* **PROBLEM TO WORK ON**
Transcribe the data that follows precisely, omitting nothing.
* Start SOURCE MATERIAL *
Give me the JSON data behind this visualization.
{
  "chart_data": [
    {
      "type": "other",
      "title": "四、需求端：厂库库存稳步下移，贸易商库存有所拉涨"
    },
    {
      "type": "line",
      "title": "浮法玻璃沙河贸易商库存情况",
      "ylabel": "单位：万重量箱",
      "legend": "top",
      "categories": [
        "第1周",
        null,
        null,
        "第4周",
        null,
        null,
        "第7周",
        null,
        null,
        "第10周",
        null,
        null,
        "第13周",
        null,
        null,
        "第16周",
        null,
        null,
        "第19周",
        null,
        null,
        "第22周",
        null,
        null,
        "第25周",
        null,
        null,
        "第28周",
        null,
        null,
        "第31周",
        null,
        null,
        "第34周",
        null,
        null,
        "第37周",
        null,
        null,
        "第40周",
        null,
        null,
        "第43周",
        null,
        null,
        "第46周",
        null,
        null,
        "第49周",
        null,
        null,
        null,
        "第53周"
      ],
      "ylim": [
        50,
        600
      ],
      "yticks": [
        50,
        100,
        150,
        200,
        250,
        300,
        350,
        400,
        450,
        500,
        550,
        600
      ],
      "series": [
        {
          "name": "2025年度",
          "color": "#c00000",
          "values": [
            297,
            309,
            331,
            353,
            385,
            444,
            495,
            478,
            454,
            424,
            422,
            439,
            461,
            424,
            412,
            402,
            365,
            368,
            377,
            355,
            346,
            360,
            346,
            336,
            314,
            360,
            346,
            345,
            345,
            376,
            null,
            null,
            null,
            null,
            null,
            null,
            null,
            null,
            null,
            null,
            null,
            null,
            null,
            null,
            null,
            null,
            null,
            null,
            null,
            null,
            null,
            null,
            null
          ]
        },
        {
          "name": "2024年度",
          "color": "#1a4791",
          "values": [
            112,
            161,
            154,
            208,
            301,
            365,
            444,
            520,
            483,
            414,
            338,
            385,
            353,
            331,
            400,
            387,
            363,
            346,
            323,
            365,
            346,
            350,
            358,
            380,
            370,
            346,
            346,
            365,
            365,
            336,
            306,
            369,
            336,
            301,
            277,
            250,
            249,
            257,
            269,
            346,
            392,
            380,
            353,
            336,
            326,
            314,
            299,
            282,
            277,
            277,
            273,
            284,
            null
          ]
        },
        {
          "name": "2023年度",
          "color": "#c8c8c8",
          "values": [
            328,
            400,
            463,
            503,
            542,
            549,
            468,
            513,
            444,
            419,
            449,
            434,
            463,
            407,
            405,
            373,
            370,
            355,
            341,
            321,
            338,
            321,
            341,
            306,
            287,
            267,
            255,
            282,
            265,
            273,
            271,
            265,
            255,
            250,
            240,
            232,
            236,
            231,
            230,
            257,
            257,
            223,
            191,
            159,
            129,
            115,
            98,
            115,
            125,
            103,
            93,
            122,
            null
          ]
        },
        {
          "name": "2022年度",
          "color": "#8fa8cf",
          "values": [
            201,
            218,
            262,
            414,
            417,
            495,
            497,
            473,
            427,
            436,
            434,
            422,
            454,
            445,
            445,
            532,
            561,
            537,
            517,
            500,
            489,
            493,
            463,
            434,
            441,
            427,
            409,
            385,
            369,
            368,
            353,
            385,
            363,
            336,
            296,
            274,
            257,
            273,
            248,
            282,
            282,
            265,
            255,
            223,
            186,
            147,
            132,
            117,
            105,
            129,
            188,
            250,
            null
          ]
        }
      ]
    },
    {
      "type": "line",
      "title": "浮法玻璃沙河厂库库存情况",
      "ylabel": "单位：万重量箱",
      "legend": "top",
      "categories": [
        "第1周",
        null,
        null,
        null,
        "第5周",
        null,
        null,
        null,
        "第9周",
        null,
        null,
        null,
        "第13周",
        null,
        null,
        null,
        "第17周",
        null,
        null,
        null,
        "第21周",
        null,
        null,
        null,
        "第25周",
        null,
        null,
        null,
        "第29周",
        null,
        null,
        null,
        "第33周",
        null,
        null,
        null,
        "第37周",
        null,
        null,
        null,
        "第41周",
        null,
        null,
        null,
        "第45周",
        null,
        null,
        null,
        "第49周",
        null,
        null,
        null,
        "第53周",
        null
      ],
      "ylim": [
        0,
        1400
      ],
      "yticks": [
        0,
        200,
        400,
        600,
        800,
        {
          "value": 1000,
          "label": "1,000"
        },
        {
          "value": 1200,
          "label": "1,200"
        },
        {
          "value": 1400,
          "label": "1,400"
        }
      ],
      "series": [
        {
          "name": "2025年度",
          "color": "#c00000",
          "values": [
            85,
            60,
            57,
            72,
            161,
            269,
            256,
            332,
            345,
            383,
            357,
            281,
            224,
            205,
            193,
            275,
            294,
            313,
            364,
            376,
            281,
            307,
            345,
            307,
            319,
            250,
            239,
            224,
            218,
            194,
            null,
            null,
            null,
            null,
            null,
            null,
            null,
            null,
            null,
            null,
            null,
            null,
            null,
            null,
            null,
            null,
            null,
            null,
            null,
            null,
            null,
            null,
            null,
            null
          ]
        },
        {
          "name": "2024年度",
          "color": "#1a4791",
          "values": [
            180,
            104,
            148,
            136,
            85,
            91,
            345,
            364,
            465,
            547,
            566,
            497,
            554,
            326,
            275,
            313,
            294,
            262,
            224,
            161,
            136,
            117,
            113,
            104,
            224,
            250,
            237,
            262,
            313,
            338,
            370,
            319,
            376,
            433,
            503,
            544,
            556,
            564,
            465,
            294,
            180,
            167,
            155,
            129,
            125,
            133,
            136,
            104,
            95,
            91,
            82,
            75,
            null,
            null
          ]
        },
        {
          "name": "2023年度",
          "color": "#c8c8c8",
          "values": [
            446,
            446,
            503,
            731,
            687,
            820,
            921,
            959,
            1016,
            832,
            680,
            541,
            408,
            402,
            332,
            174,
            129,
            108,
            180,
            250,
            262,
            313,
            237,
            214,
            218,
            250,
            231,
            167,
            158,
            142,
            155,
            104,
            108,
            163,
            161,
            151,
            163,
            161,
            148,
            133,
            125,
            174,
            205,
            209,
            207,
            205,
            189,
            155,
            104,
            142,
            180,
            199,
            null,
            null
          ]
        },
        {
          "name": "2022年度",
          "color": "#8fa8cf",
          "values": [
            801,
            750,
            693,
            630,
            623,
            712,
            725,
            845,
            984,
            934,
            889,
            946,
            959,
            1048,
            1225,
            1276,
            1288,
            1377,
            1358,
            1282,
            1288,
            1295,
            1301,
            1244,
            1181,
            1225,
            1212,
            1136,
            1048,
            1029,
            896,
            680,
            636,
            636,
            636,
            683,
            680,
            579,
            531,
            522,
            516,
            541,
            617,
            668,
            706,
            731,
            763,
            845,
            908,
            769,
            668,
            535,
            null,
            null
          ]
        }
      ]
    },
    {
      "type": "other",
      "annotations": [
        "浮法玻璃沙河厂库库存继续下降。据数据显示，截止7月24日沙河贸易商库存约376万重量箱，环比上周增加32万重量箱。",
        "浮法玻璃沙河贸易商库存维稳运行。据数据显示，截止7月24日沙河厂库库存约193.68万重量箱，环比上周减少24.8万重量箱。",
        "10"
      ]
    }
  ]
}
* End SOURCE MATERIAL *
* **OUTPUT**
Give me the JSON data behind this visualization.
{
  "chart_data": [
    {
      "type": "other",
      "title": "四、需求端：厂库库存稳步下移，贸易商库存有所拉涨"
    },
    {
      "type": "line",
      "title": "浮法玻璃沙河贸易商库存情况",
      "ylabel": "单位：万重量箱",
      "legend": "top",
      "categories": [
        "第1周",
        null,
        null,
        "第4周",
        null,
        null,
        "第7周",
        null,
        null,
        "第10周",
        null,
        null,
        "第13周",
        null,
        null,
        "第16周",
        null,
        null,
        "第19周",
        null,
        null,
        "第22周",
        null,
        null,
        "第25周",
        null,
        null,
        "第28周",
        null,
        null,
        "第31周",
        null,
        null,
        "第34周",
        null,
        null,
        "第37周",
        null,
        null,
        "第40周",
        null,
        null,
        "第43周",
        null,
        null,
        "第46周",
        null,
        null,
        "第49周",
        null,
        null,
        null,
        "第53周"
      ],
      "ylim": [
        50,
        600
      ],
      "yticks": [
        50,
        100,
        150,
        200,
        250,
        300,
        350,
        400,
        450,
        500,
        550,
        600
      ],
      "series": [
        {
          "name": "2025年度",
          "color": "#c00000",
          "values": [
            297,
            309,
            331,
            353,
            385,
            444,
            495,
            478,
            454,
            424,
            422,
            439,
            461,
            424,
            412,
            402,
            365,
            368,
            377,
            355,
            346,
            360,
            346,
            336,
            314,
            360,
            346,
            345,
            345,
            376,
            null,
            null,
            null,
            null,
            null,
            null,
            null,
            null,
            null,
            null,
            null,
            null,
            null,
            null,
            null,
            null,
            null,
            null,
            null,
            null,
            null,
            null,
            null
          ]
        },
        {
          "name": "2024年度",
          "color": "#1a4791",
          "values": [
            112,
            161,
            154,
            208,
            301,
            365,
            444,
            520,
            483,
            414,
            338,
            385,
            353,
            331,
            400,
            387,
            363,
            346,
            323,
            365,
            346,
            350,
            358,
            380,
            370,
            346,
            346,
            365,
            365,
            336,
            306,
            369,
            336,
            301,
            277,
            250,
            249,
            257,
            269,
            346,
            392,
            380,
            353,
            336,
            326,
            314,
            299,
            282,
            277,
            277,
            273,
            284,
            null
          ]
        },
        {
          "name": "2023年度",
          "color": "#c8c8c8",
          "values": [
            328,
            400,
            463,
            503,
            542,
            549,
            468,
            513,
            444,
            419,
            449,
            434,
            463,
            407,
            405,
            373,
            370,
            355,
            341,
            321,
            338,
            321,
            341,
            306,
            287,
            267,
            255,
            282,
            265,
            273,
            271,
            265,
            255,
            250,
            240,
            232,
            236,
            231,
            230,
            257,
            257,
            223,
            191,
            159,
            129,
            115,
            98,
            115,
            125,
            103,
            93,
            122,
            null
          ]
        },
        {
          "name": "2022年度",
          "color": "#8fa8cf",
          "values": [
            201,
            218,
            262,
            414,
            417,
            495,
            497,
            473,
            427,
            436,
            434,
            422,
            454,
            445,
            445,
            532,
            561,
            537,
            517,
            500,
            489,
            493,
            463,
            434,
            441,
            427,
            409,
            385,
            369,
            368,
            353,
            385,
            363,
            336,
            296,
            274,
            257,
            273,
            248,
            282,
            282,
            265,
            255,
            223,
            186,
            147,
            132,
            117,
            105,
            129,
            188,
            250,
            null
          ]
        }
      ]
    },
    {
      "type": "line",
      "title": "浮法玻璃沙河厂库库存情况",
      "ylabel": "单位：万重量箱",
      "legend": "top",
      "categories": [
        "第1周",
        null,
        null,
        null,
        "第5周",
        null,
        null,
        null,
        "第9周",
        null,
        null,
        null,
        "第13周",
        null,
        null,
        null,
        "第17周",
        null,
        null,
        null,
        "第21周",
        null,
        null,
        null,
        "第25周",
        null,
        null,
        null,
        "第29周",
        null,
        null,
        null,
        "第33周",
        null,
        null,
        null,
        "第37周",
        null,
        null,
        null,
        "第41周",
        null,
        null,
        null,
        "第45周",
        null,
        null,
        null,
        "第49周",
        null,
        null,
        null,
        "第53周",
        null
      ],
      "ylim": [
        0,
        1400
      ],
      "yticks": [
        0,
        200,
        400,
        600,
        800,
        {
          "value": 1000,
          "label": "1,000"
        },
        {
          "value": 1200,
          "label": "1,200"
        },
        {
          "value": 1400,
          "label": "1,400"
        }
      ],
      "series": [
        {
          "name": "2025年度",
          "color": "#c00000",
          "values": [
            85,
            60,
            57,
            72,
            161,
            269,
            256,
            332,
            345,
            383,
            357,
            281,
            224,
            205,
            193,
            275,
            294,
            313,
            364,
            376,
            281,
            307,
            345,
            307,
            319,
            250,
            239,
            224,
            218,
            194,
            null,
            null,
            null,
            null,
            null,
            null,
            null,
            null,
            null,
            null,
            null,
            null,
            null,
            null,
            null,
            null,
            null,
            null,
            null,
            null,
            null,
            null,
            null,
            null
          ]
        },
        {
          "name": "2024年度",
          "color": "#1a4791",
          "values": [
            180,
            104,
            148,
            136,
            85,
            91,
            345,
            364,
            465,
            547,
            566,
            497,
            554,
            326,
            275,
            313,
            294,
            262,
            224,
            161,
            136,
            117,
            113,
            104,
            224,
            250,
            237,
            262,
            313,
            338,
            370,
            319,
            376,
            433,
            503,
            544,
            556,
            564,
            465,
            294,
            180,
            167,
            155,
            129,
            125,
            133,
            136,
            104,
            95,
            91,
            82,
            75,
            null,
            null
          ]
        },
        {
          "name": "2023年度",
          "color": "#c8c8c8",
          "values": [
            446,
            446,
            503,
            731,
            687,
            820,
            921,
            959,
            1016,
            832,
            680,
            541,
            408,
            402,
            332,
            174,
            129,
            108,
            180,
            250,
            262,
            313,
            237,
            214,
            218,
            250,
            231,
            167,
            158,
            142,
            155,
            104,
            108,
            163,
            161,
            151,
            163,
            161,
            148,
            133,
            125,
            174,
            205,
            209,
            207,
            205,
            189,
            155,
            104,
            142,
            180,
            199,
            null,
            null
          ]
        },
        {
          "name": "2022年度",
          "color": "#8fa8cf",
          "values": [
            801,
            750,
            693,
            630,
            623,
            712,
            725,
            845,
            984,
            934,
            889,
            946,
            959,
            1048,
            1225,
            1276,
            1288,
            1377,
            1358,
            1282,
            1288,
            1295,
            1301,
            1244,
            1181,
            1225,
            1212,
            1136,
            1048,
            1029,
            896,
            680,
            636,
            636,
            636,
            683,
            680,
            579,
            531,
            522,
            516,
            541,
            617,
            668,
            706,
            731,
            763,
            845,
            908,
            769,
            668,
            535,
            null,
            null
          ]
        }
      ]
    },
    {
      "type": "other",
      "annotations": [
        "浮法玻璃沙河厂库库存继续下降。据数据显示，截止7月24日沙河贸易商库存约376万重量箱，环比上周增加32万重量箱。",
        "浮法玻璃沙河贸易商库存维稳运行。据数据显示，截止7月24日沙河厂库库存约193.68万重量箱，环比上周减少24.8万重量箱。",
        "10"
      ]
    }
  ]
}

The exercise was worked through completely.